*DATA PROVIDED*
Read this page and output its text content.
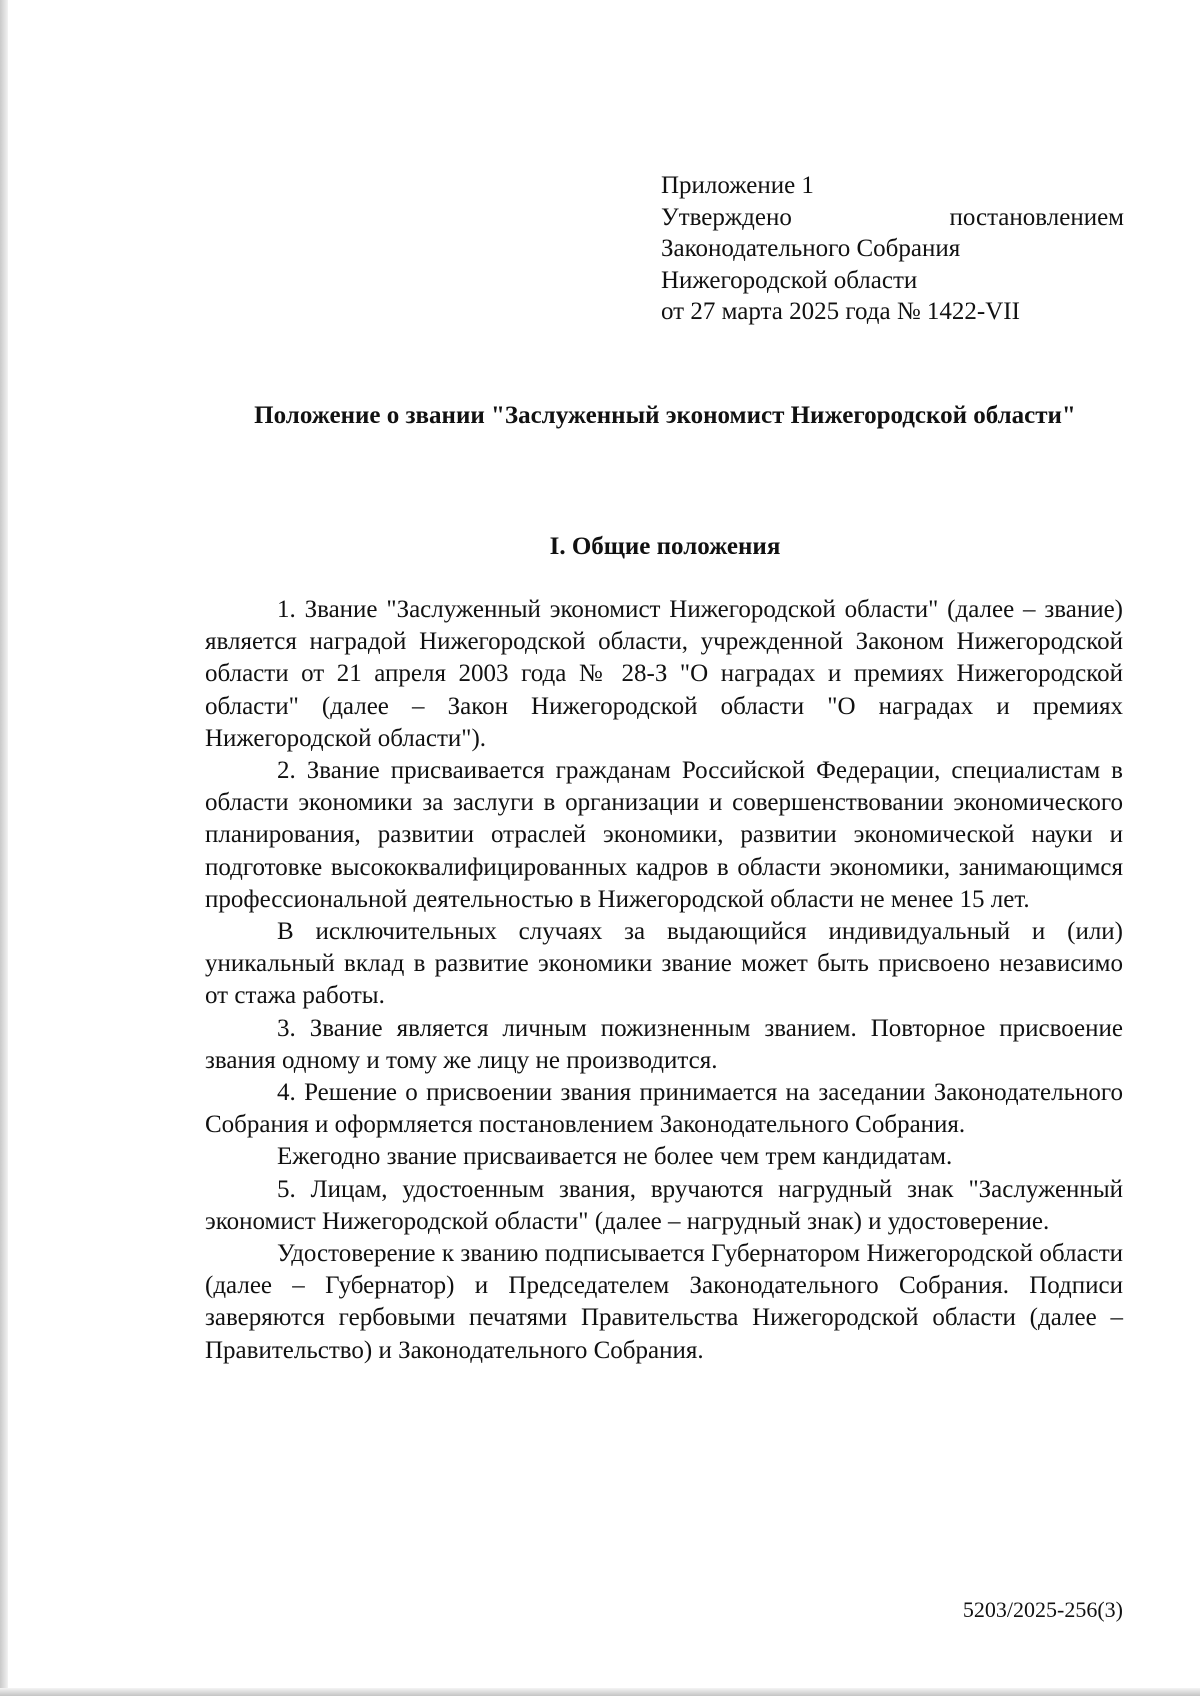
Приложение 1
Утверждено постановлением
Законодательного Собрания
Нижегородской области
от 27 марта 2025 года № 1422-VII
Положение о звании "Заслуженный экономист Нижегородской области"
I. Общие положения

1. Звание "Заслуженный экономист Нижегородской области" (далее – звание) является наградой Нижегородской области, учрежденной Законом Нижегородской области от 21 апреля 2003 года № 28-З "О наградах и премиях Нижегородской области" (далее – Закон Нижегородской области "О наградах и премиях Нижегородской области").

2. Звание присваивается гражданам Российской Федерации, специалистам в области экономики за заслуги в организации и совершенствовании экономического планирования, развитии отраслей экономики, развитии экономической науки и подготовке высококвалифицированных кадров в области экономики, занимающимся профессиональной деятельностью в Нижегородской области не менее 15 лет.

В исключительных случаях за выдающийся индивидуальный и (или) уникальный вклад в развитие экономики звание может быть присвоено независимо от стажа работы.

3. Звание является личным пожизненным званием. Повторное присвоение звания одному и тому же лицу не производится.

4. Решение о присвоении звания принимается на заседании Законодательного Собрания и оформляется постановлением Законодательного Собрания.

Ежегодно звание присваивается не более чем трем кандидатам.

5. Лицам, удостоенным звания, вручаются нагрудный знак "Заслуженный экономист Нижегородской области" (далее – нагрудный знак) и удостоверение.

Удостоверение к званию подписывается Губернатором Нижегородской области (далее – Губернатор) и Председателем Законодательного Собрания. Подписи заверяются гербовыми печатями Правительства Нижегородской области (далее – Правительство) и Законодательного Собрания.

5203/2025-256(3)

==

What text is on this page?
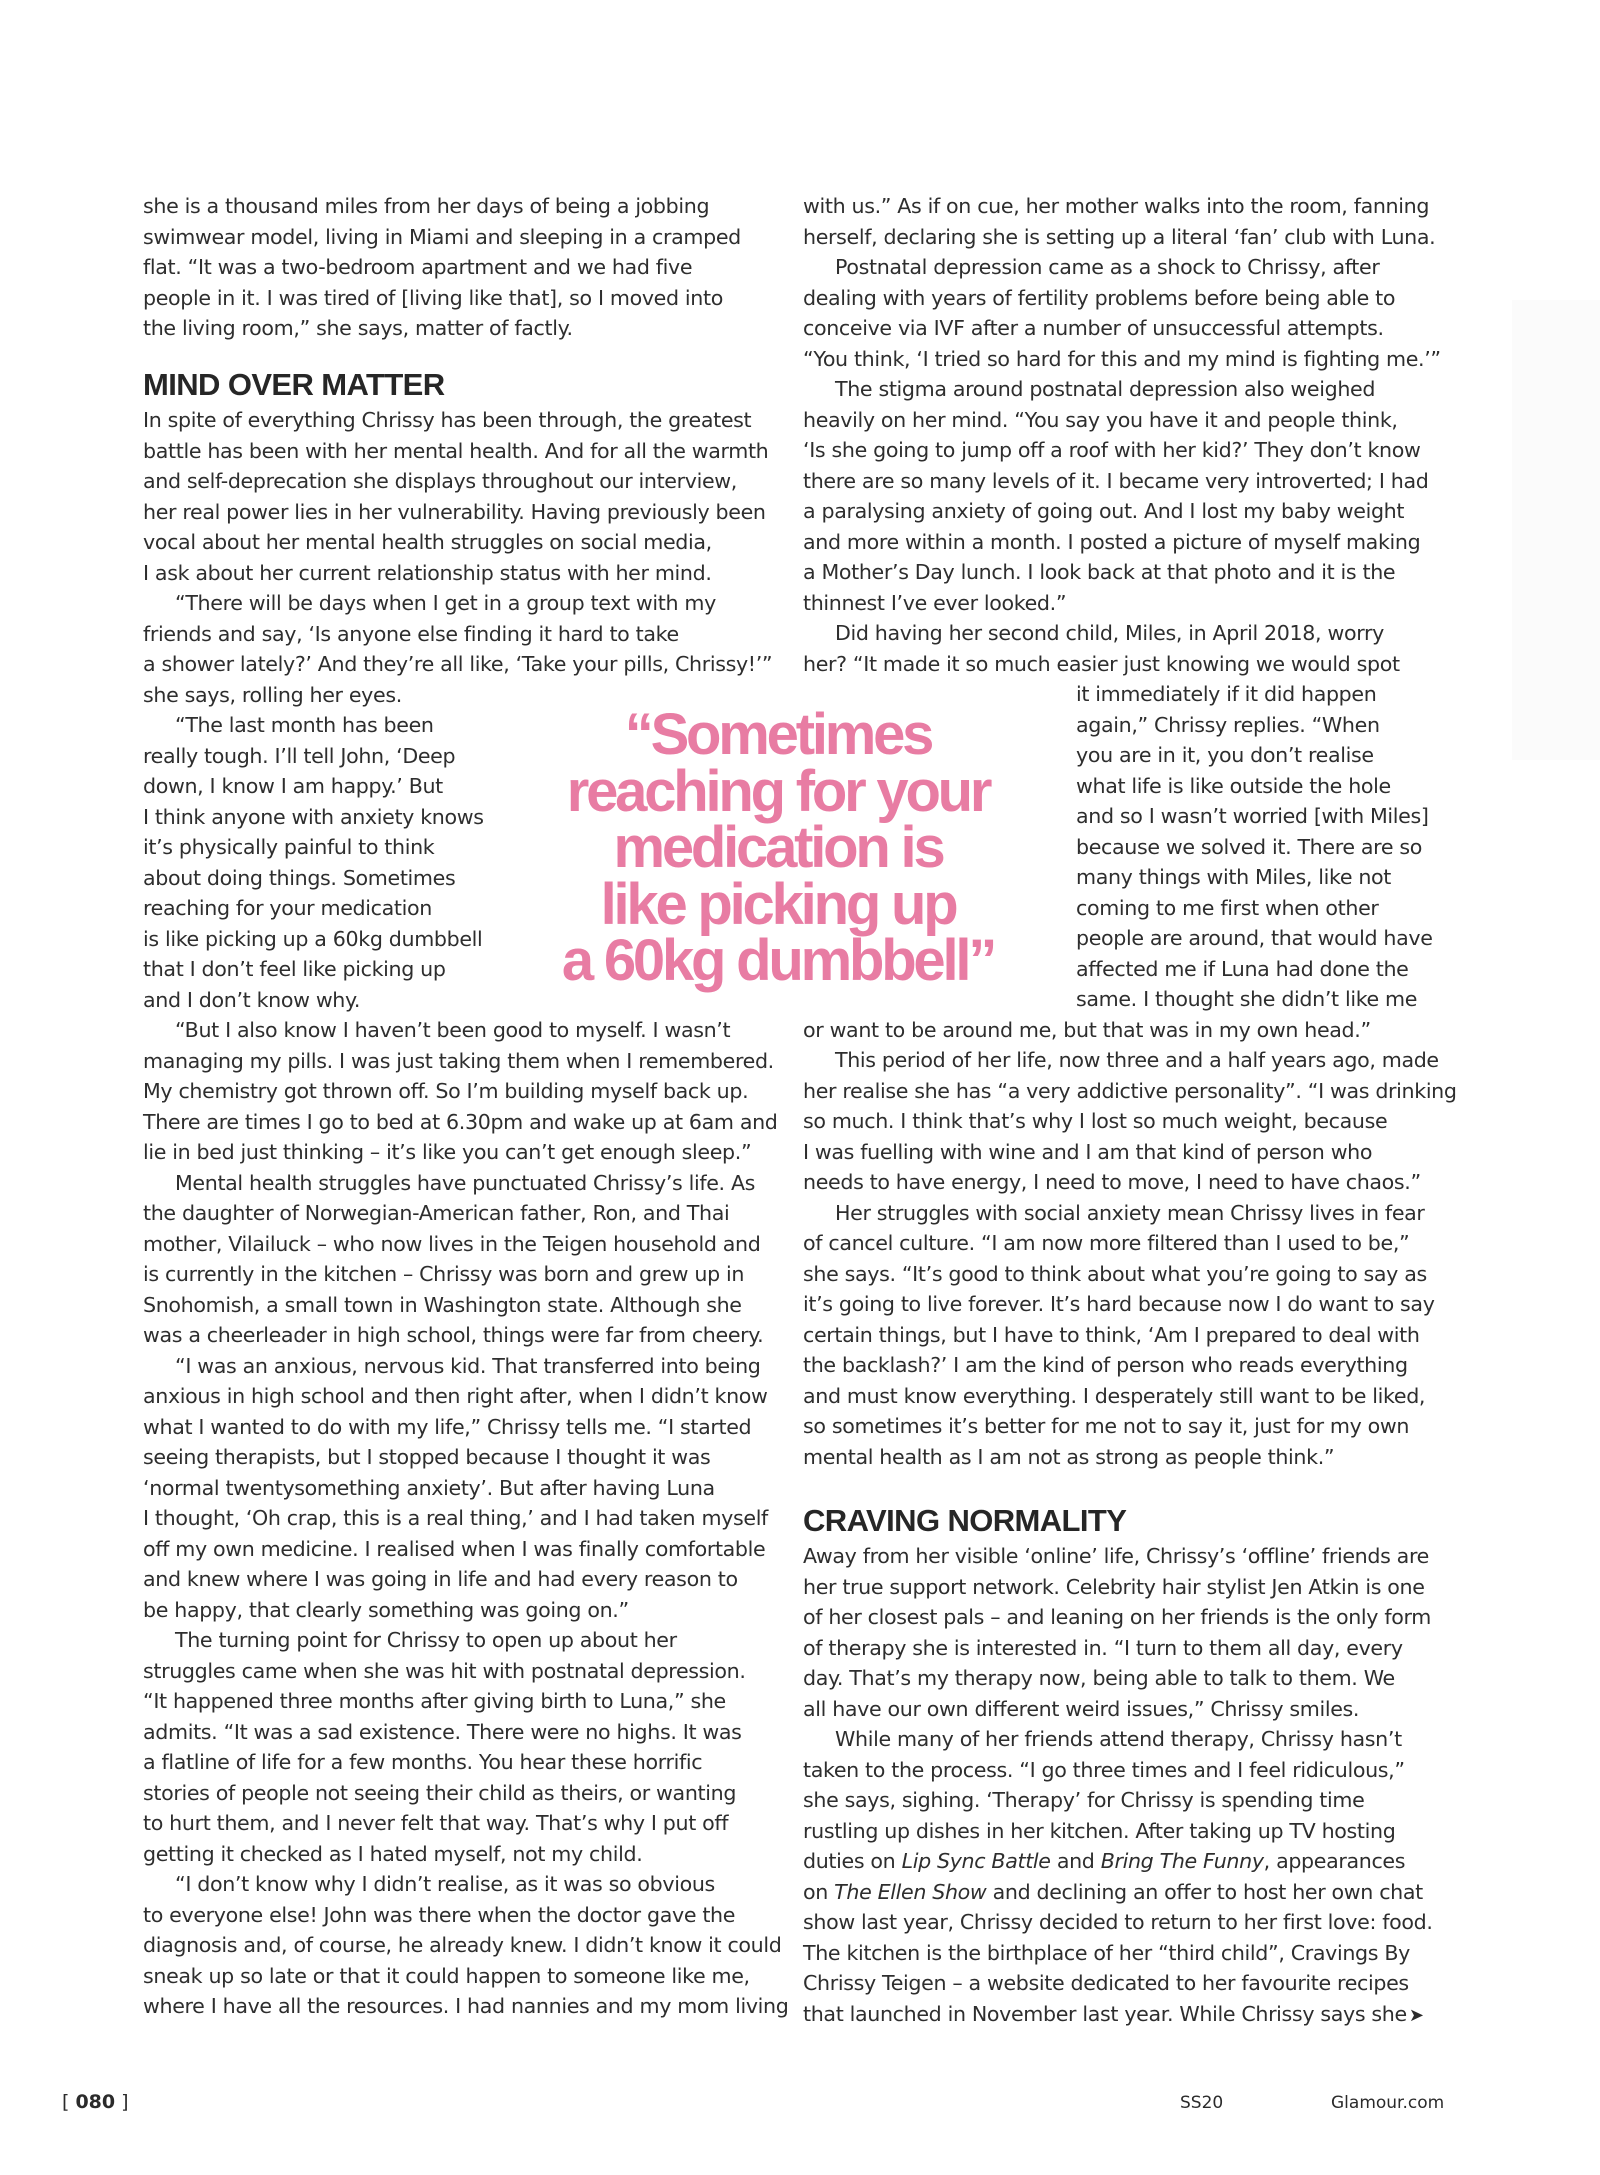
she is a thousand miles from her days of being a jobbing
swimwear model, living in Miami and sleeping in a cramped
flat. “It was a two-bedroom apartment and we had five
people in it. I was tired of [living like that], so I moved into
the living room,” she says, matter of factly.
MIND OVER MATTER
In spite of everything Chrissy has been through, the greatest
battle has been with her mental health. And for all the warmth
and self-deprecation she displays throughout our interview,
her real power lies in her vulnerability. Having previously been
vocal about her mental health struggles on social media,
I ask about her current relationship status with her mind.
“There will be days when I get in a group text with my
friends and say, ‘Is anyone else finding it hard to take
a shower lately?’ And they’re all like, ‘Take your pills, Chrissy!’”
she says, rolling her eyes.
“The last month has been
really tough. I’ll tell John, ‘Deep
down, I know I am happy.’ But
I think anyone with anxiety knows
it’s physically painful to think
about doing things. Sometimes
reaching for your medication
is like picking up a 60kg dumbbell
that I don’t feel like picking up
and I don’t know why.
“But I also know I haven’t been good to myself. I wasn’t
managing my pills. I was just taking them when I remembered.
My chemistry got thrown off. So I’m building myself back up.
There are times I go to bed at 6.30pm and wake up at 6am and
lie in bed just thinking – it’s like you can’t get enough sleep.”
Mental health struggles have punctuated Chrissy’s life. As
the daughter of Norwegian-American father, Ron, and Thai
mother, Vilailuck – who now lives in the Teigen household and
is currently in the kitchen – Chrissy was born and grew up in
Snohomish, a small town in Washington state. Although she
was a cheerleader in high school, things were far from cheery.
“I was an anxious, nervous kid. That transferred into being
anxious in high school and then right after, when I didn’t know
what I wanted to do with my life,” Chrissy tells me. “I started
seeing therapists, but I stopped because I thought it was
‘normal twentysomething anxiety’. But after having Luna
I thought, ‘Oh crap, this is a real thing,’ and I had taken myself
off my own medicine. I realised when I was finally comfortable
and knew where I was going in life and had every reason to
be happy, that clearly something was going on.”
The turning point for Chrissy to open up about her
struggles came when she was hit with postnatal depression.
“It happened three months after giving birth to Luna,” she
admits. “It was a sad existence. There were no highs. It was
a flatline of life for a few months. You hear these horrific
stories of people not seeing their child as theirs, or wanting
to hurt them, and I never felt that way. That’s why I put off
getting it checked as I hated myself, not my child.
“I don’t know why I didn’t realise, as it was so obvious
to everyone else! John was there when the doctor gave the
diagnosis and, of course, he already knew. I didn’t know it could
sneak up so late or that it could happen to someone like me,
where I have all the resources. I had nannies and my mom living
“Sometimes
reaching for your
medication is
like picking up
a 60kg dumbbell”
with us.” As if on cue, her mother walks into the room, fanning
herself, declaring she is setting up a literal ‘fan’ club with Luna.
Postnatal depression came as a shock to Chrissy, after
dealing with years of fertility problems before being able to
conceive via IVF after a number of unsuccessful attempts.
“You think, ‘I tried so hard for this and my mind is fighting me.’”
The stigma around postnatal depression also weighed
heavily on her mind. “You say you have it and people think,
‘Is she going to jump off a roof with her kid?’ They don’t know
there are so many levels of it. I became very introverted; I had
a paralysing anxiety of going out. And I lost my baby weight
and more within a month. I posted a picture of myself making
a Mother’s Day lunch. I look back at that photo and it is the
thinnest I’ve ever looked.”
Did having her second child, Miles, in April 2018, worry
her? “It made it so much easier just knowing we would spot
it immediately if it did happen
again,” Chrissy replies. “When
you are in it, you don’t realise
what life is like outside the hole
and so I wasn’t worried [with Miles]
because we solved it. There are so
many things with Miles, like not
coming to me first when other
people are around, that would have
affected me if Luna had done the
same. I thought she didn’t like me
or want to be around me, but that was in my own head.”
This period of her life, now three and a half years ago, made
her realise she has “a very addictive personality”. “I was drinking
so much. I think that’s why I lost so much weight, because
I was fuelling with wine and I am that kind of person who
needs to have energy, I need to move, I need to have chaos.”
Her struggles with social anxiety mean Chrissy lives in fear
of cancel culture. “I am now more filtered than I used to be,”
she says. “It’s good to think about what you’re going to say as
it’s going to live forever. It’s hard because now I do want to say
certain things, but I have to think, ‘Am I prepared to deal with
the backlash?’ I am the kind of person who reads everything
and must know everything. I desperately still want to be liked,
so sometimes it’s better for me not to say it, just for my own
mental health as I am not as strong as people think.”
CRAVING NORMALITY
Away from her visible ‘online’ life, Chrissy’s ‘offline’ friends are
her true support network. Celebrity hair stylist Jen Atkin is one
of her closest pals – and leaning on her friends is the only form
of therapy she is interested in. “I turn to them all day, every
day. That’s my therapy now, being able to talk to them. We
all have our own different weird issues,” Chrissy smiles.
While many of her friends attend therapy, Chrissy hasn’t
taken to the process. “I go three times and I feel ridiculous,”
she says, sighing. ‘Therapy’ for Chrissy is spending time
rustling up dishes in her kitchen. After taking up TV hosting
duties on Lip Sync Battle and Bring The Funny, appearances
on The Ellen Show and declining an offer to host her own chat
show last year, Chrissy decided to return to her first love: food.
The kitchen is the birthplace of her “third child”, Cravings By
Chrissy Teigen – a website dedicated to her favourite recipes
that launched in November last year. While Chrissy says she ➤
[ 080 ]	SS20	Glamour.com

*EXERCISE DIRECTIONS*
Report every line in the data above in which the word "more" appears.

*OUTPUT FOR THIS EXERCISE*
and more within a month. I posted a picture of myself making
of cancel culture. “I am now more filtered than I used to be,”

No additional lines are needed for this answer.